- **Written instruction**
Gather the lines below that include the string "overline", copying each in full.

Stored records
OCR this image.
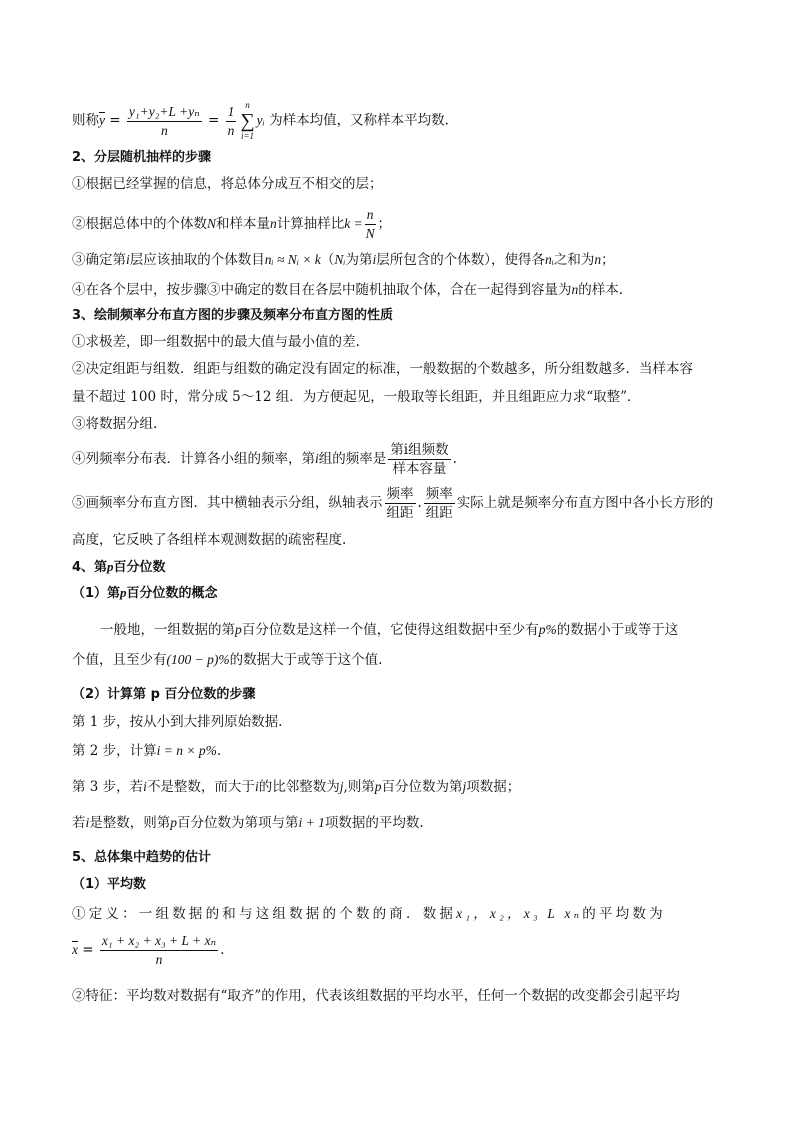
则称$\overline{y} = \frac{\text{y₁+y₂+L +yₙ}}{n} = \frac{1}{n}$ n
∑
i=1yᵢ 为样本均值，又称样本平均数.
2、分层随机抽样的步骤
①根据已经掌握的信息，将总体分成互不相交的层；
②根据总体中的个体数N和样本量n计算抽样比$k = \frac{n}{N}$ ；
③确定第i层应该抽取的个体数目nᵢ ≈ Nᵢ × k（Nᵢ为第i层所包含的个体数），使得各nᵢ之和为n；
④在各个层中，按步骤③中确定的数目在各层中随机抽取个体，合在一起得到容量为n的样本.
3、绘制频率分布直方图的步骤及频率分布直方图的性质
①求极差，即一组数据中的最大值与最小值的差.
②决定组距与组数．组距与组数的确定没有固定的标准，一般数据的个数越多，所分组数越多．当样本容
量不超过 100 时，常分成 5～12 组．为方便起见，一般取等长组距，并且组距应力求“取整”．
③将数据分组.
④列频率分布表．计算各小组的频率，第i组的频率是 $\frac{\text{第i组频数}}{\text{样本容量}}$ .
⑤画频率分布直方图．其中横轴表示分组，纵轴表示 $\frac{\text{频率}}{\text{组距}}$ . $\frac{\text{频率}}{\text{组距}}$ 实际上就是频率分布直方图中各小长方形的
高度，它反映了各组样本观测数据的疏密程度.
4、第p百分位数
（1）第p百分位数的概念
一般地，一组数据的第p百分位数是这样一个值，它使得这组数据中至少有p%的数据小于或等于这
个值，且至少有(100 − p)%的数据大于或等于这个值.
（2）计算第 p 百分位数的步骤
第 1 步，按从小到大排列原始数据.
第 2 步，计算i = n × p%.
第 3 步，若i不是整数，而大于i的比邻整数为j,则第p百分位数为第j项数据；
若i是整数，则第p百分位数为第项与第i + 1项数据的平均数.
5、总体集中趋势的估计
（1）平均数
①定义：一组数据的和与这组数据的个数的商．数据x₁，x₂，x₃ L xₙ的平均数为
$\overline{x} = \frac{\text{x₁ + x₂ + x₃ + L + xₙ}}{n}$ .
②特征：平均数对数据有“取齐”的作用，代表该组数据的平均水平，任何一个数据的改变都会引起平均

- **Response**
则称$\overline{y} = \frac{\text{y₁+y₂+L +yₙ}}{n} = \frac{1}{n}$ n
$\overline{x} = \frac{\text{x₁ + x₂ + x₃ + L + xₙ}}{n}$ .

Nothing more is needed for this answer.